(Stored items from a collection)
———
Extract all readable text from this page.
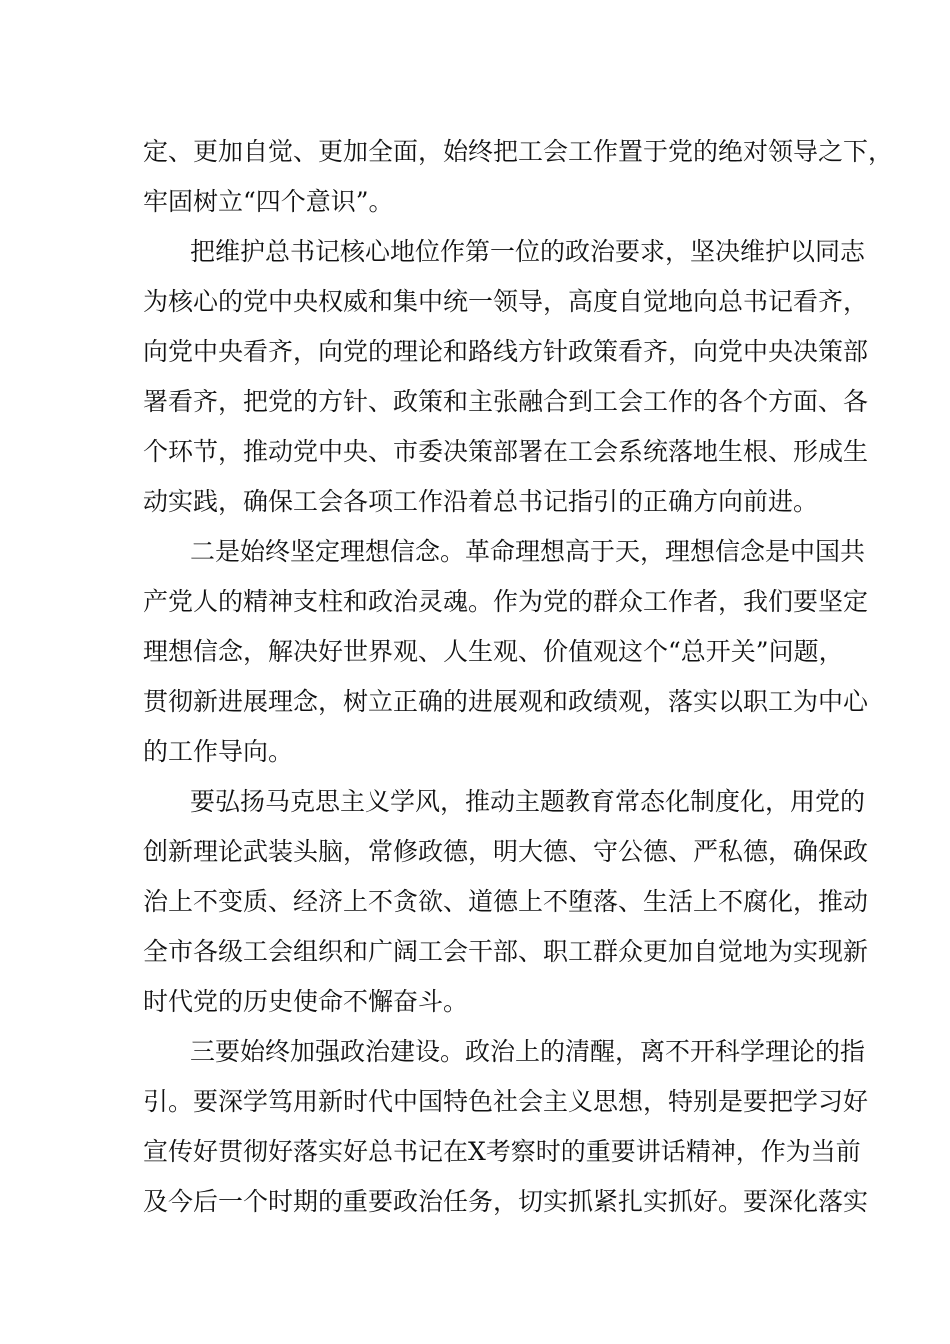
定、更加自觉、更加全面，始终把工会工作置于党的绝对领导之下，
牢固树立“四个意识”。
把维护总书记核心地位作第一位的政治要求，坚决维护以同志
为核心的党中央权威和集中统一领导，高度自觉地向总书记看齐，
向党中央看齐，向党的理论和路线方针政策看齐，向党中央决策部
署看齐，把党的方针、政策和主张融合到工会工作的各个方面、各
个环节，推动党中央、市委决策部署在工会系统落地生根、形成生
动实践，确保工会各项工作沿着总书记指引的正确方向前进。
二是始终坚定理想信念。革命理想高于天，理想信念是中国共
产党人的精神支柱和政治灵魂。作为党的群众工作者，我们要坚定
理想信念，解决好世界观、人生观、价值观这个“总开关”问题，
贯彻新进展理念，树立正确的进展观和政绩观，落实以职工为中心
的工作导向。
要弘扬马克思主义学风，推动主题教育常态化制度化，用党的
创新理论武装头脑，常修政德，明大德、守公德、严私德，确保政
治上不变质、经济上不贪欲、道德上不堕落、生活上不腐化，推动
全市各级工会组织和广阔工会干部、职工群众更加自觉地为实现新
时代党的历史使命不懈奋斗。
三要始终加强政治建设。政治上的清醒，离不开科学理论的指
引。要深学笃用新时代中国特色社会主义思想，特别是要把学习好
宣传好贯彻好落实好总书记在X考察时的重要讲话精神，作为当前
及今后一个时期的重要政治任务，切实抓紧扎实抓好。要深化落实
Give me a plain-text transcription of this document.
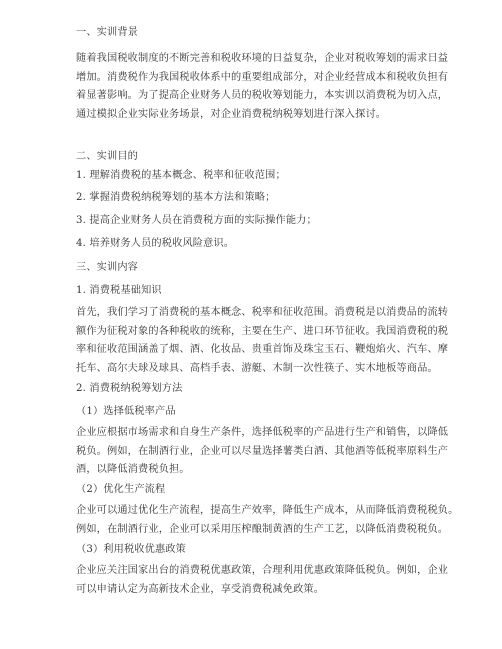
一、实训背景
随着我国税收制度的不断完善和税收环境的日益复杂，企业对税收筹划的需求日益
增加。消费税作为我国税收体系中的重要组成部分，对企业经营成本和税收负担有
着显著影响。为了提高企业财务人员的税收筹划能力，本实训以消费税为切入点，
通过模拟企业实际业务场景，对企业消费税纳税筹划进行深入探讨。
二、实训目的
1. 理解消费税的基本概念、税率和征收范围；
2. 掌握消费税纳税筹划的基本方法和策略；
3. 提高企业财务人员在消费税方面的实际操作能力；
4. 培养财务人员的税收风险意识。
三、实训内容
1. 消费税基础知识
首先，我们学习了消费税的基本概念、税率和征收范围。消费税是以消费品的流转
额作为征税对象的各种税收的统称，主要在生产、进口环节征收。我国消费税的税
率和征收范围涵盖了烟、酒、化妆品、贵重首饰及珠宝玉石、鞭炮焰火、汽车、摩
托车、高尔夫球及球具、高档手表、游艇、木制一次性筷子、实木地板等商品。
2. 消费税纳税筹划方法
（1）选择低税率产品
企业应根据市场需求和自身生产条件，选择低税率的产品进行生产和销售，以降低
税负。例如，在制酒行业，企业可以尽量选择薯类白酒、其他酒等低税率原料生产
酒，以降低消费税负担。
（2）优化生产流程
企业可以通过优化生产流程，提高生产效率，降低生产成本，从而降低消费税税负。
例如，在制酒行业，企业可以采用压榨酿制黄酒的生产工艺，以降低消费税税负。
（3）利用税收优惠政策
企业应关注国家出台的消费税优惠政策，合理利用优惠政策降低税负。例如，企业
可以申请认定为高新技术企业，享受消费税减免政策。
———
* Task instructions: Omit every picture, then repeat the remaining data exactly as it appears above.

* Task answer:
Extract all readable text from this page.
定、更加自觉、更加全面，始终把工会工作置于党的绝对领导之下，
牢固树立“四个意识”。
把维护总书记核心地位作第一位的政治要求，坚决维护以同志
为核心的党中央权威和集中统一领导，高度自觉地向总书记看齐，
向党中央看齐，向党的理论和路线方针政策看齐，向党中央决策部
署看齐，把党的方针、政策和主张融合到工会工作的各个方面、各
个环节，推动党中央、市委决策部署在工会系统落地生根、形成生
动实践，确保工会各项工作沿着总书记指引的正确方向前进。
二是始终坚定理想信念。革命理想高于天，理想信念是中国共
产党人的精神支柱和政治灵魂。作为党的群众工作者，我们要坚定
理想信念，解决好世界观、人生观、价值观这个“总开关”问题，
贯彻新进展理念，树立正确的进展观和政绩观，落实以职工为中心
的工作导向。
要弘扬马克思主义学风，推动主题教育常态化制度化，用党的
创新理论武装头脑，常修政德，明大德、守公德、严私德，确保政
治上不变质、经济上不贪欲、道德上不堕落、生活上不腐化，推动
全市各级工会组织和广阔工会干部、职工群众更加自觉地为实现新
时代党的历史使命不懈奋斗。
三要始终加强政治建设。政治上的清醒，离不开科学理论的指
引。要深学笃用新时代中国特色社会主义思想，特别是要把学习好
宣传好贯彻好落实好总书记在X考察时的重要讲话精神，作为当前
及今后一个时期的重要政治任务，切实抓紧扎实抓好。要深化落实
Give me a plain-text transcription of this document.
一、实训背景
随着我国税收制度的不断完善和税收环境的日益复杂，企业对税收筹划的需求日益
增加。消费税作为我国税收体系中的重要组成部分，对企业经营成本和税收负担有
着显著影响。为了提高企业财务人员的税收筹划能力，本实训以消费税为切入点，
通过模拟企业实际业务场景，对企业消费税纳税筹划进行深入探讨。
二、实训目的
1. 理解消费税的基本概念、税率和征收范围；
2. 掌握消费税纳税筹划的基本方法和策略；
3. 提高企业财务人员在消费税方面的实际操作能力；
4. 培养财务人员的税收风险意识。
三、实训内容
1. 消费税基础知识
首先，我们学习了消费税的基本概念、税率和征收范围。消费税是以消费品的流转
额作为征税对象的各种税收的统称，主要在生产、进口环节征收。我国消费税的税
率和征收范围涵盖了烟、酒、化妆品、贵重首饰及珠宝玉石、鞭炮焰火、汽车、摩
托车、高尔夫球及球具、高档手表、游艇、木制一次性筷子、实木地板等商品。
2. 消费税纳税筹划方法
（1）选择低税率产品
企业应根据市场需求和自身生产条件，选择低税率的产品进行生产和销售，以降低
税负。例如，在制酒行业，企业可以尽量选择薯类白酒、其他酒等低税率原料生产
酒，以降低消费税负担。
（2）优化生产流程
企业可以通过优化生产流程，提高生产效率，降低生产成本，从而降低消费税税负。
例如，在制酒行业，企业可以采用压榨酿制黄酒的生产工艺，以降低消费税税负。
（3）利用税收优惠政策
企业应关注国家出台的消费税优惠政策，合理利用优惠政策降低税负。例如，企业
可以申请认定为高新技术企业，享受消费税减免政策。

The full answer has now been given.